### EXTRACTED MATERIAL

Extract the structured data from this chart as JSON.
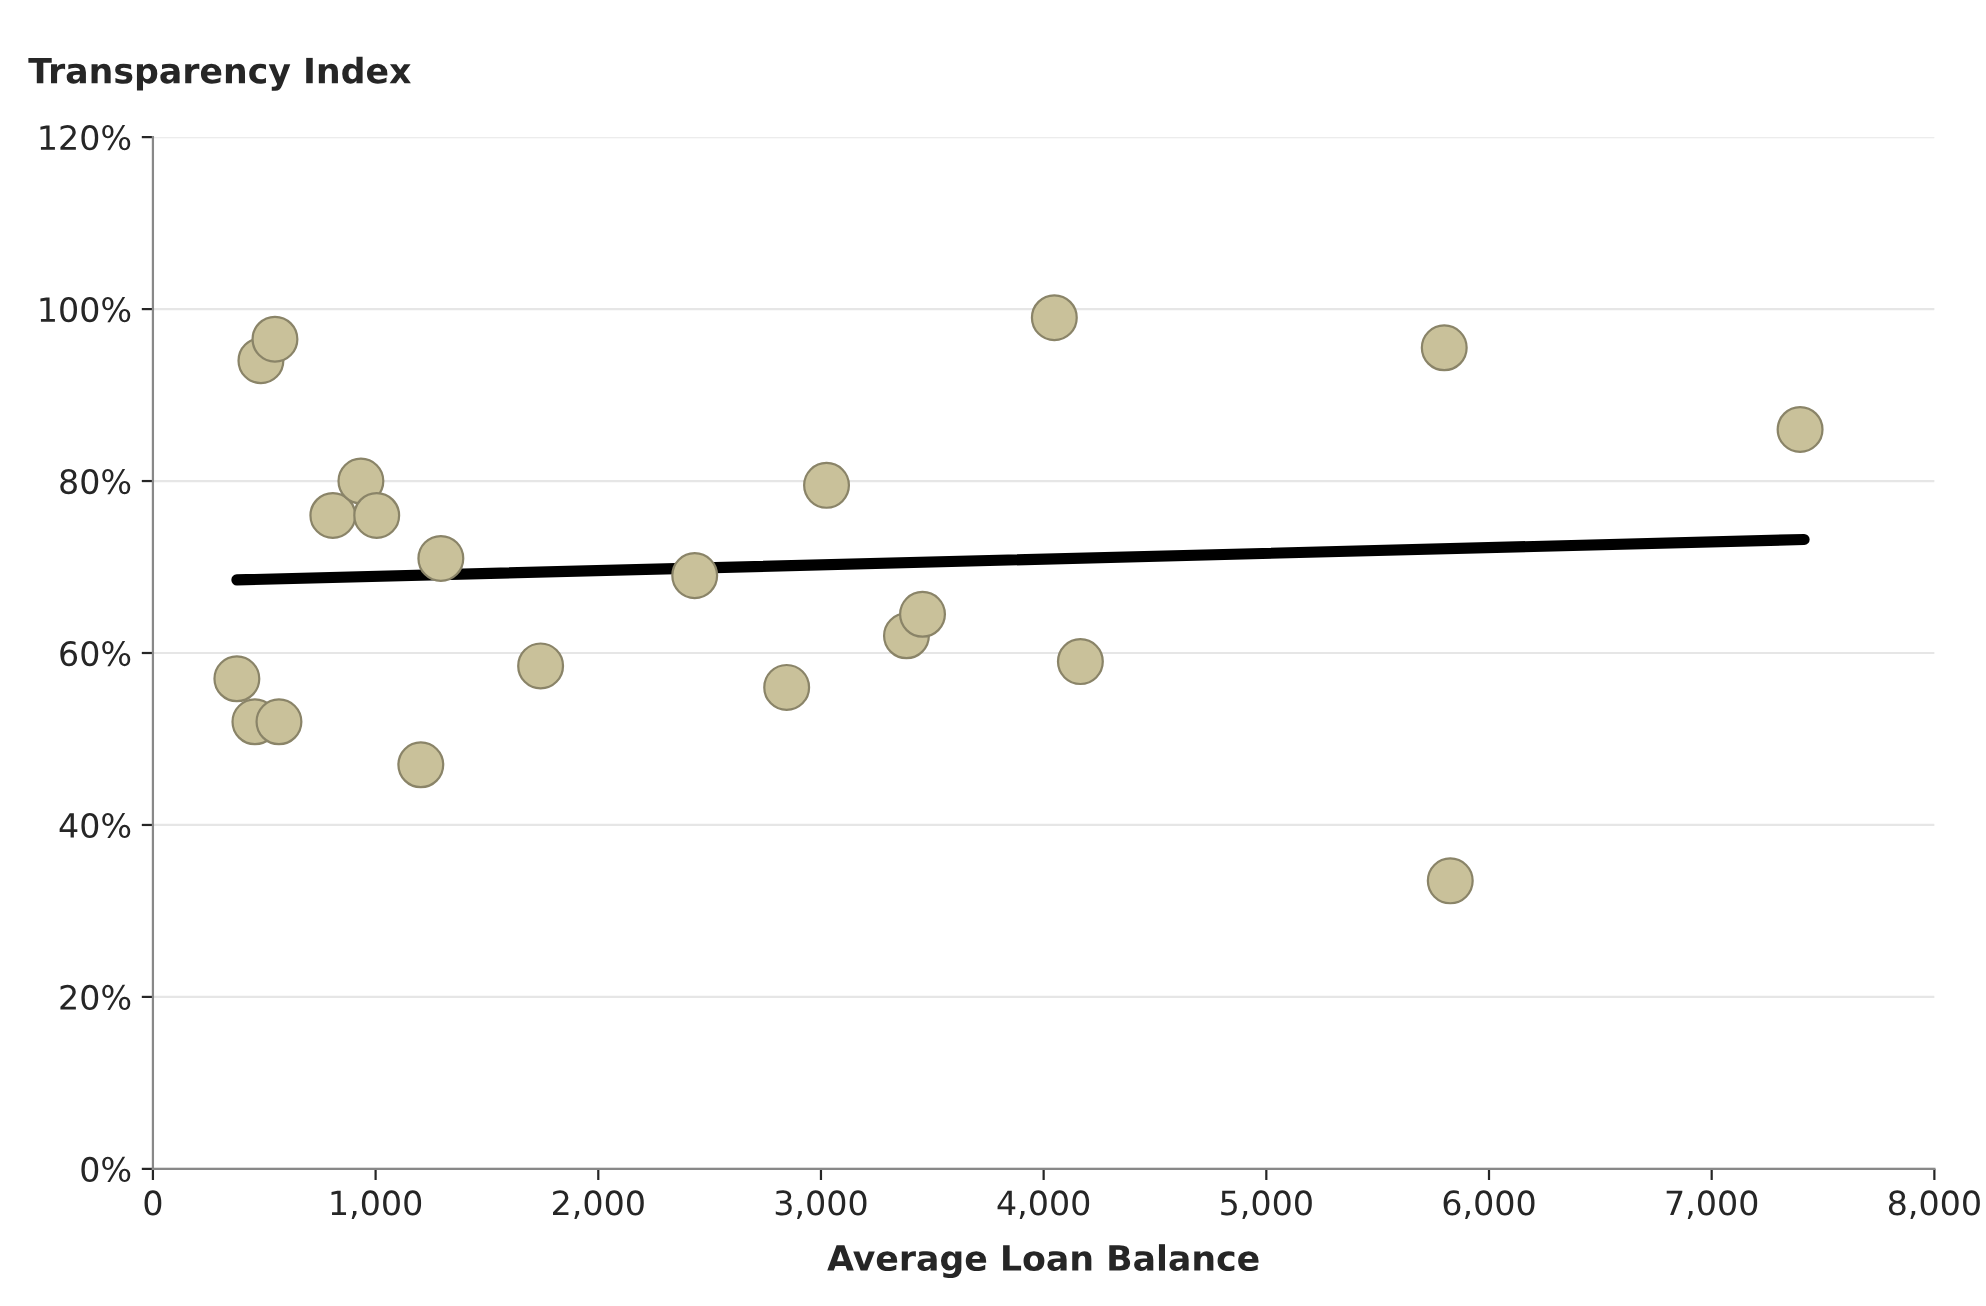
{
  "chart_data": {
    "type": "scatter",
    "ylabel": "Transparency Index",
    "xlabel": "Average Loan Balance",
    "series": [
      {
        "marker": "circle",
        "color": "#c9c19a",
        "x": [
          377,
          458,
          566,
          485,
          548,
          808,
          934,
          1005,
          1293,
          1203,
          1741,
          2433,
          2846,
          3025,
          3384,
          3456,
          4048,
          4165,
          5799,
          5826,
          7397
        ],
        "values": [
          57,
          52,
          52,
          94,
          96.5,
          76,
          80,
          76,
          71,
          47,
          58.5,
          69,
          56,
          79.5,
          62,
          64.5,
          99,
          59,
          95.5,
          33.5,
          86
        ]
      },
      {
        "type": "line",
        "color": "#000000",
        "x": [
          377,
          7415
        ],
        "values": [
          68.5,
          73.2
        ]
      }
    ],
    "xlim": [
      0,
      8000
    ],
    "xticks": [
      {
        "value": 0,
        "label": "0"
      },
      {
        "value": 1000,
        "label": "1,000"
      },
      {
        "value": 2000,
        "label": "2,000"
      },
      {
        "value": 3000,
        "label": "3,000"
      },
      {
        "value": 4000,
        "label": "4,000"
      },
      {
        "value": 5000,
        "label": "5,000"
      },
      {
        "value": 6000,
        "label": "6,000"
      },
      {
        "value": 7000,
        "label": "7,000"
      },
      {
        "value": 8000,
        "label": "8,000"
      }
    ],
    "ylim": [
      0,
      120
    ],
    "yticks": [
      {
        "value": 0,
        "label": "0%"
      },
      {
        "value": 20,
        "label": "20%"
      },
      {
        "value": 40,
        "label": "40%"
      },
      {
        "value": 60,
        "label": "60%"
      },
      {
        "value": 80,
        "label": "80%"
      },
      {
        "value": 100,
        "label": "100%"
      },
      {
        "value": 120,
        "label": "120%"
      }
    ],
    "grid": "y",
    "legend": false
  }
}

### INSTRUCTIONS FOR THE TASK
The records above must be printed exactly; the pictures stay out.

### THE SOLUTION
Extract the structured data from this chart as JSON.
{
  "chart_data": {
    "type": "scatter",
    "ylabel": "Transparency Index",
    "xlabel": "Average Loan Balance",
    "series": [
      {
        "marker": "circle",
        "color": "#c9c19a",
        "x": [
          377,
          458,
          566,
          485,
          548,
          808,
          934,
          1005,
          1293,
          1203,
          1741,
          2433,
          2846,
          3025,
          3384,
          3456,
          4048,
          4165,
          5799,
          5826,
          7397
        ],
        "values": [
          57,
          52,
          52,
          94,
          96.5,
          76,
          80,
          76,
          71,
          47,
          58.5,
          69,
          56,
          79.5,
          62,
          64.5,
          99,
          59,
          95.5,
          33.5,
          86
        ]
      },
      {
        "type": "line",
        "color": "#000000",
        "x": [
          377,
          7415
        ],
        "values": [
          68.5,
          73.2
        ]
      }
    ],
    "xlim": [
      0,
      8000
    ],
    "xticks": [
      {
        "value": 0,
        "label": "0"
      },
      {
        "value": 1000,
        "label": "1,000"
      },
      {
        "value": 2000,
        "label": "2,000"
      },
      {
        "value": 3000,
        "label": "3,000"
      },
      {
        "value": 4000,
        "label": "4,000"
      },
      {
        "value": 5000,
        "label": "5,000"
      },
      {
        "value": 6000,
        "label": "6,000"
      },
      {
        "value": 7000,
        "label": "7,000"
      },
      {
        "value": 8000,
        "label": "8,000"
      }
    ],
    "ylim": [
      0,
      120
    ],
    "yticks": [
      {
        "value": 0,
        "label": "0%"
      },
      {
        "value": 20,
        "label": "20%"
      },
      {
        "value": 40,
        "label": "40%"
      },
      {
        "value": 60,
        "label": "60%"
      },
      {
        "value": 80,
        "label": "80%"
      },
      {
        "value": 100,
        "label": "100%"
      },
      {
        "value": 120,
        "label": "120%"
      }
    ],
    "grid": "y",
    "legend": false
  }
}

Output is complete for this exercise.